Tally up the lines below that include the word "pontoon". Answer with the number alone.

*Records supplied:*
....
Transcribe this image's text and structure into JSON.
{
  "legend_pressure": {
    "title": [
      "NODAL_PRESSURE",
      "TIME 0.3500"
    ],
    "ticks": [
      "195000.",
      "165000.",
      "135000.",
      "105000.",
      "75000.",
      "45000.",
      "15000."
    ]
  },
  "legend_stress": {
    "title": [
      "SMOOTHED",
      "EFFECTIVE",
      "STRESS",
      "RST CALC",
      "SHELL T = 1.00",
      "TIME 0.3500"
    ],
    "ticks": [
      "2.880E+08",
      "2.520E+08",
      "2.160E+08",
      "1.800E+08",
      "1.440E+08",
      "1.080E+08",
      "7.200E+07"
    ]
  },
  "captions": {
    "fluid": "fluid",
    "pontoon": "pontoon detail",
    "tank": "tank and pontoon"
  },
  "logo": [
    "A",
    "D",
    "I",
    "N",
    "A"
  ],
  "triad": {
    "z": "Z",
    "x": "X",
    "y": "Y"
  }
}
....
*Output below:*
2